Job.
Quote all entries exactly, leaving pictures aside.

START Data listing

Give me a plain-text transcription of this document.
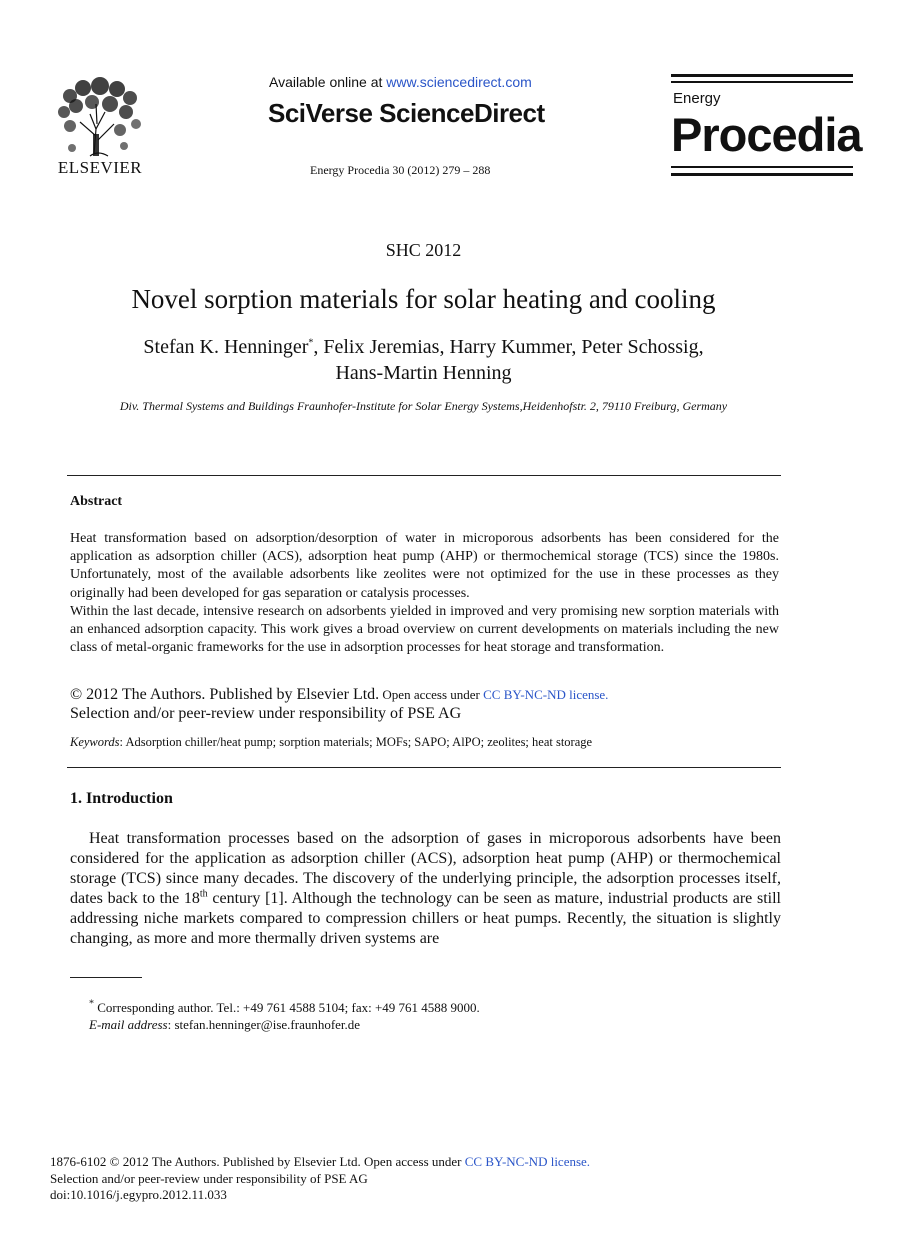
ELSEVIER
Available online at www.sciencedirect.com
SciVerse ScienceDirect
Energy Procedia 30 (2012) 279 – 288
Energy
Procedia
SHC 2012
Novel sorption materials for solar heating and cooling
Stefan K. Henninger*, Felix Jeremias, Harry Kummer, Peter Schossig,
Hans-Martin Henning
Div. Thermal Systems and Buildings Fraunhofer-Institute for Solar Energy Systems,Heidenhofstr. 2, 79110 Freiburg, Germany
Abstract
Heat transformation based on adsorption/desorption of water in microporous adsorbents has been considered for the application as adsorption chiller (ACS), adsorption heat pump (AHP) or thermochemical storage (TCS) since the 1980s. Unfortunately, most of the available adsorbents like zeolites were not optimized for the use in these processes as they originally had been developed for gas separation or catalysis processes.
Within the last decade, intensive research on adsorbents yielded in improved and very promising new sorption materials with an enhanced adsorption capacity. This work gives a broad overview on current developments on materials including the new class of metal-organic frameworks for the use in adsorption processes for heat storage and transformation.
© 2012 The Authors. Published by Elsevier Ltd. Open access under CC BY-NC-ND license.
Selection and/or peer-review under responsibility of PSE AG
Keywords: Adsorption chiller/heat pump; sorption materials; MOFs; SAPO; AlPO; zeolites; heat storage
1. Introduction
Heat transformation processes based on the adsorption of gases in microporous adsorbents have been considered for the application as adsorption chiller (ACS), adsorption heat pump (AHP) or thermochemical storage (TCS) since many decades. The discovery of the underlying principle, the adsorption processes itself, dates back to the 18th century [1]. Although the technology can be seen as mature, industrial products are still addressing niche markets compared to compression chillers or heat pumps. Recently, the situation is slightly changing, as more and more thermally driven systems are
* Corresponding author. Tel.: +49 761 4588 5104; fax: +49 761 4588 9000.
E-mail address: stefan.henninger@ise.fraunhofer.de
1876-6102 © 2012 The Authors. Published by Elsevier Ltd. Open access under CC BY-NC-ND license.
Selection and/or peer-review under responsibility of PSE AG
doi:10.1016/j.egypro.2012.11.033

END Data listing

Reply to the exercise.
Give me a plain-text transcription of this document.
ELSEVIER
Available online at www.sciencedirect.com
SciVerse ScienceDirect
Energy Procedia 30 (2012) 279 – 288
Energy
Procedia
SHC 2012
Novel sorption materials for solar heating and cooling
Stefan K. Henninger*, Felix Jeremias, Harry Kummer, Peter Schossig,
Hans-Martin Henning
Div. Thermal Systems and Buildings Fraunhofer-Institute for Solar Energy Systems,Heidenhofstr. 2, 79110 Freiburg, Germany
Abstract
Heat transformation based on adsorption/desorption of water in microporous adsorbents has been considered for the application as adsorption chiller (ACS), adsorption heat pump (AHP) or thermochemical storage (TCS) since the 1980s. Unfortunately, most of the available adsorbents like zeolites were not optimized for the use in these processes as they originally had been developed for gas separation or catalysis processes.
Within the last decade, intensive research on adsorbents yielded in improved and very promising new sorption materials with an enhanced adsorption capacity. This work gives a broad overview on current developments on materials including the new class of metal-organic frameworks for the use in adsorption processes for heat storage and transformation.
© 2012 The Authors. Published by Elsevier Ltd. Open access under CC BY-NC-ND license.
Selection and/or peer-review under responsibility of PSE AG
Keywords: Adsorption chiller/heat pump; sorption materials; MOFs; SAPO; AlPO; zeolites; heat storage
1. Introduction
Heat transformation processes based on the adsorption of gases in microporous adsorbents have been considered for the application as adsorption chiller (ACS), adsorption heat pump (AHP) or thermochemical storage (TCS) since many decades. The discovery of the underlying principle, the adsorption processes itself, dates back to the 18th century [1]. Although the technology can be seen as mature, industrial products are still addressing niche markets compared to compression chillers or heat pumps. Recently, the situation is slightly changing, as more and more thermally driven systems are
* Corresponding author. Tel.: +49 761 4588 5104; fax: +49 761 4588 9000.
E-mail address: stefan.henninger@ise.fraunhofer.de
1876-6102 © 2012 The Authors. Published by Elsevier Ltd. Open access under CC BY-NC-ND license.
Selection and/or peer-review under responsibility of PSE AG
doi:10.1016/j.egypro.2012.11.033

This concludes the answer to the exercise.